(Items from a figure collection)
• • •

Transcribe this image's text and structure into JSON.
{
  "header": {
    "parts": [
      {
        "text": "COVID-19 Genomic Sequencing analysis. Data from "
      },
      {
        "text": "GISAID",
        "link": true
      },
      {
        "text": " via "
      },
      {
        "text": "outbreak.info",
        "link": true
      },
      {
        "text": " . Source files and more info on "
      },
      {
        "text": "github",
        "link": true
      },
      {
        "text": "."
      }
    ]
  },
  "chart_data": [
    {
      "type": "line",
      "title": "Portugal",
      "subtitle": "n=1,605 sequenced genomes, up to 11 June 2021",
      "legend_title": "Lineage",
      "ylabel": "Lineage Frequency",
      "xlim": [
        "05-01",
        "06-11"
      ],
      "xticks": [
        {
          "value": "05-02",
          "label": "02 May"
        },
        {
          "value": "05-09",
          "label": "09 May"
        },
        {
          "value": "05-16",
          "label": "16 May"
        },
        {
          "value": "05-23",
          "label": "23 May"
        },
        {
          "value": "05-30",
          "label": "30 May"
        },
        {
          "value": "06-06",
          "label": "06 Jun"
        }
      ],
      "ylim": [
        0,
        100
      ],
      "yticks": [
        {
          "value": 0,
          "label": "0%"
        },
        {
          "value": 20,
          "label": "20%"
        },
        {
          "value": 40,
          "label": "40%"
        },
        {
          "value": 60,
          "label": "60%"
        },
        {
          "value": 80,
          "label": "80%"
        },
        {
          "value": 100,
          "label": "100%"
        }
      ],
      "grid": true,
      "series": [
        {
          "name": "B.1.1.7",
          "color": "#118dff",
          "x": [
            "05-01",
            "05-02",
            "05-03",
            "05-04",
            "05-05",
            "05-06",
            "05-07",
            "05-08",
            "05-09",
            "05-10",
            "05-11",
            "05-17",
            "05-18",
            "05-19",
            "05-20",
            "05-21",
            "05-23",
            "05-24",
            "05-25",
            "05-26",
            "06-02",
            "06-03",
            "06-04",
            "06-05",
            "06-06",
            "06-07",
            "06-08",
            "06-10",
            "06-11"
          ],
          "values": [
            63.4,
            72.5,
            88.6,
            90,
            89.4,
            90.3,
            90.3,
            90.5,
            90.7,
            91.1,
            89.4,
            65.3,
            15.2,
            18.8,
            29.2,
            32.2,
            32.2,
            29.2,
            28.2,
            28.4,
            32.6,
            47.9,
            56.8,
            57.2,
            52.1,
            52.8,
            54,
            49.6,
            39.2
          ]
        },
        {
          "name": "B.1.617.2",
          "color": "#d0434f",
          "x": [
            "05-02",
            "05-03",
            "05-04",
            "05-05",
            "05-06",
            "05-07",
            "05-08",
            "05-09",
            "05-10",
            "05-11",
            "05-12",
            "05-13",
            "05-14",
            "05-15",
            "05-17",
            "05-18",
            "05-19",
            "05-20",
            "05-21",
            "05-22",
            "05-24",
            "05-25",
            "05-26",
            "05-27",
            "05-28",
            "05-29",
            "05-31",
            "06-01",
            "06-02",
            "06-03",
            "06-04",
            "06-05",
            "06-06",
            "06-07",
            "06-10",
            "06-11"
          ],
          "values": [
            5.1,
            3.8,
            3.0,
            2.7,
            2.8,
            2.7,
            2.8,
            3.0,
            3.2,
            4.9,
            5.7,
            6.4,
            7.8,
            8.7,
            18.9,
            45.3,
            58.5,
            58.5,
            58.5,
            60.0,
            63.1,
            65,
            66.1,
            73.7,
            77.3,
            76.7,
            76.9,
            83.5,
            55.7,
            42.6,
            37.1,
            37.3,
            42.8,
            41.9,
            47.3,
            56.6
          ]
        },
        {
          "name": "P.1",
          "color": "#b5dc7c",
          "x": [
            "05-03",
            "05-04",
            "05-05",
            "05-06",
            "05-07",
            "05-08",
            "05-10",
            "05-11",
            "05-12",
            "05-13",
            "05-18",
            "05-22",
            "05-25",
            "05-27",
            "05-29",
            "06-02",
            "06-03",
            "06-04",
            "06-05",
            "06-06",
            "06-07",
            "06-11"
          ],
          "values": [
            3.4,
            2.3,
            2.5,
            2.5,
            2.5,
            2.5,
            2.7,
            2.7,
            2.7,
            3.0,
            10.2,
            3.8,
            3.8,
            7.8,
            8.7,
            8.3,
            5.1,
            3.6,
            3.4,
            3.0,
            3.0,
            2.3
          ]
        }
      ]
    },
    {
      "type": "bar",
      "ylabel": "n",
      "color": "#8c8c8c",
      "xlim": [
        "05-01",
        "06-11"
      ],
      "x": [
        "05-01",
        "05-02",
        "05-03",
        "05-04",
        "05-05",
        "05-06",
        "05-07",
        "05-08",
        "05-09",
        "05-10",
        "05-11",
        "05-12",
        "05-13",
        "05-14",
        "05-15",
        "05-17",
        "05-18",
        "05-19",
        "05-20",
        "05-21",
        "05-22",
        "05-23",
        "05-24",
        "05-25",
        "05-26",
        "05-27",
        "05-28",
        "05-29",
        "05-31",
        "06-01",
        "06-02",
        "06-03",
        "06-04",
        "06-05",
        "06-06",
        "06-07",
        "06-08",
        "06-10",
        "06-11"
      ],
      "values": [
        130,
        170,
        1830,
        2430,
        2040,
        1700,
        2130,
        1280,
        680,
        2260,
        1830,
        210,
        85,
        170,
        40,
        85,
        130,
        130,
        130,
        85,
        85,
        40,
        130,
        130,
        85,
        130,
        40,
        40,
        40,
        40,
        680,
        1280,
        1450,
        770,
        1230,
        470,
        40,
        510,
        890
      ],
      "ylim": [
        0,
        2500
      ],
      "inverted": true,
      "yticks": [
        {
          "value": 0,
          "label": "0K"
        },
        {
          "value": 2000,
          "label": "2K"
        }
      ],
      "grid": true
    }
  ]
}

• • •

• _HOW TO COMPLETE THIS TASK_:
Would you write out the data exactly as it reads?

• _COMPLETED TASK_:
Transcribe this image's text and structure into JSON.
{
  "header": {
    "parts": [
      {
        "text": "COVID-19 Genomic Sequencing analysis. Data from "
      },
      {
        "text": "GISAID",
        "link": true
      },
      {
        "text": " via "
      },
      {
        "text": "outbreak.info",
        "link": true
      },
      {
        "text": " . Source files and more info on "
      },
      {
        "text": "github",
        "link": true
      },
      {
        "text": "."
      }
    ]
  },
  "chart_data": [
    {
      "type": "line",
      "title": "Portugal",
      "subtitle": "n=1,605 sequenced genomes, up to 11 June 2021",
      "legend_title": "Lineage",
      "ylabel": "Lineage Frequency",
      "xlim": [
        "05-01",
        "06-11"
      ],
      "xticks": [
        {
          "value": "05-02",
          "label": "02 May"
        },
        {
          "value": "05-09",
          "label": "09 May"
        },
        {
          "value": "05-16",
          "label": "16 May"
        },
        {
          "value": "05-23",
          "label": "23 May"
        },
        {
          "value": "05-30",
          "label": "30 May"
        },
        {
          "value": "06-06",
          "label": "06 Jun"
        }
      ],
      "ylim": [
        0,
        100
      ],
      "yticks": [
        {
          "value": 0,
          "label": "0%"
        },
        {
          "value": 20,
          "label": "20%"
        },
        {
          "value": 40,
          "label": "40%"
        },
        {
          "value": 60,
          "label": "60%"
        },
        {
          "value": 80,
          "label": "80%"
        },
        {
          "value": 100,
          "label": "100%"
        }
      ],
      "grid": true,
      "series": [
        {
          "name": "B.1.1.7",
          "color": "#118dff",
          "x": [
            "05-01",
            "05-02",
            "05-03",
            "05-04",
            "05-05",
            "05-06",
            "05-07",
            "05-08",
            "05-09",
            "05-10",
            "05-11",
            "05-17",
            "05-18",
            "05-19",
            "05-20",
            "05-21",
            "05-23",
            "05-24",
            "05-25",
            "05-26",
            "06-02",
            "06-03",
            "06-04",
            "06-05",
            "06-06",
            "06-07",
            "06-08",
            "06-10",
            "06-11"
          ],
          "values": [
            63.4,
            72.5,
            88.6,
            90,
            89.4,
            90.3,
            90.3,
            90.5,
            90.7,
            91.1,
            89.4,
            65.3,
            15.2,
            18.8,
            29.2,
            32.2,
            32.2,
            29.2,
            28.2,
            28.4,
            32.6,
            47.9,
            56.8,
            57.2,
            52.1,
            52.8,
            54,
            49.6,
            39.2
          ]
        },
        {
          "name": "B.1.617.2",
          "color": "#d0434f",
          "x": [
            "05-02",
            "05-03",
            "05-04",
            "05-05",
            "05-06",
            "05-07",
            "05-08",
            "05-09",
            "05-10",
            "05-11",
            "05-12",
            "05-13",
            "05-14",
            "05-15",
            "05-17",
            "05-18",
            "05-19",
            "05-20",
            "05-21",
            "05-22",
            "05-24",
            "05-25",
            "05-26",
            "05-27",
            "05-28",
            "05-29",
            "05-31",
            "06-01",
            "06-02",
            "06-03",
            "06-04",
            "06-05",
            "06-06",
            "06-07",
            "06-10",
            "06-11"
          ],
          "values": [
            5.1,
            3.8,
            3.0,
            2.7,
            2.8,
            2.7,
            2.8,
            3.0,
            3.2,
            4.9,
            5.7,
            6.4,
            7.8,
            8.7,
            18.9,
            45.3,
            58.5,
            58.5,
            58.5,
            60.0,
            63.1,
            65,
            66.1,
            73.7,
            77.3,
            76.7,
            76.9,
            83.5,
            55.7,
            42.6,
            37.1,
            37.3,
            42.8,
            41.9,
            47.3,
            56.6
          ]
        },
        {
          "name": "P.1",
          "color": "#b5dc7c",
          "x": [
            "05-03",
            "05-04",
            "05-05",
            "05-06",
            "05-07",
            "05-08",
            "05-10",
            "05-11",
            "05-12",
            "05-13",
            "05-18",
            "05-22",
            "05-25",
            "05-27",
            "05-29",
            "06-02",
            "06-03",
            "06-04",
            "06-05",
            "06-06",
            "06-07",
            "06-11"
          ],
          "values": [
            3.4,
            2.3,
            2.5,
            2.5,
            2.5,
            2.5,
            2.7,
            2.7,
            2.7,
            3.0,
            10.2,
            3.8,
            3.8,
            7.8,
            8.7,
            8.3,
            5.1,
            3.6,
            3.4,
            3.0,
            3.0,
            2.3
          ]
        }
      ]
    },
    {
      "type": "bar",
      "ylabel": "n",
      "color": "#8c8c8c",
      "xlim": [
        "05-01",
        "06-11"
      ],
      "x": [
        "05-01",
        "05-02",
        "05-03",
        "05-04",
        "05-05",
        "05-06",
        "05-07",
        "05-08",
        "05-09",
        "05-10",
        "05-11",
        "05-12",
        "05-13",
        "05-14",
        "05-15",
        "05-17",
        "05-18",
        "05-19",
        "05-20",
        "05-21",
        "05-22",
        "05-23",
        "05-24",
        "05-25",
        "05-26",
        "05-27",
        "05-28",
        "05-29",
        "05-31",
        "06-01",
        "06-02",
        "06-03",
        "06-04",
        "06-05",
        "06-06",
        "06-07",
        "06-08",
        "06-10",
        "06-11"
      ],
      "values": [
        130,
        170,
        1830,
        2430,
        2040,
        1700,
        2130,
        1280,
        680,
        2260,
        1830,
        210,
        85,
        170,
        40,
        85,
        130,
        130,
        130,
        85,
        85,
        40,
        130,
        130,
        85,
        130,
        40,
        40,
        40,
        40,
        680,
        1280,
        1450,
        770,
        1230,
        470,
        40,
        510,
        890
      ],
      "ylim": [
        0,
        2500
      ],
      "inverted": true,
      "yticks": [
        {
          "value": 0,
          "label": "0K"
        },
        {
          "value": 2000,
          "label": "2K"
        }
      ],
      "grid": true
    }
  ]
}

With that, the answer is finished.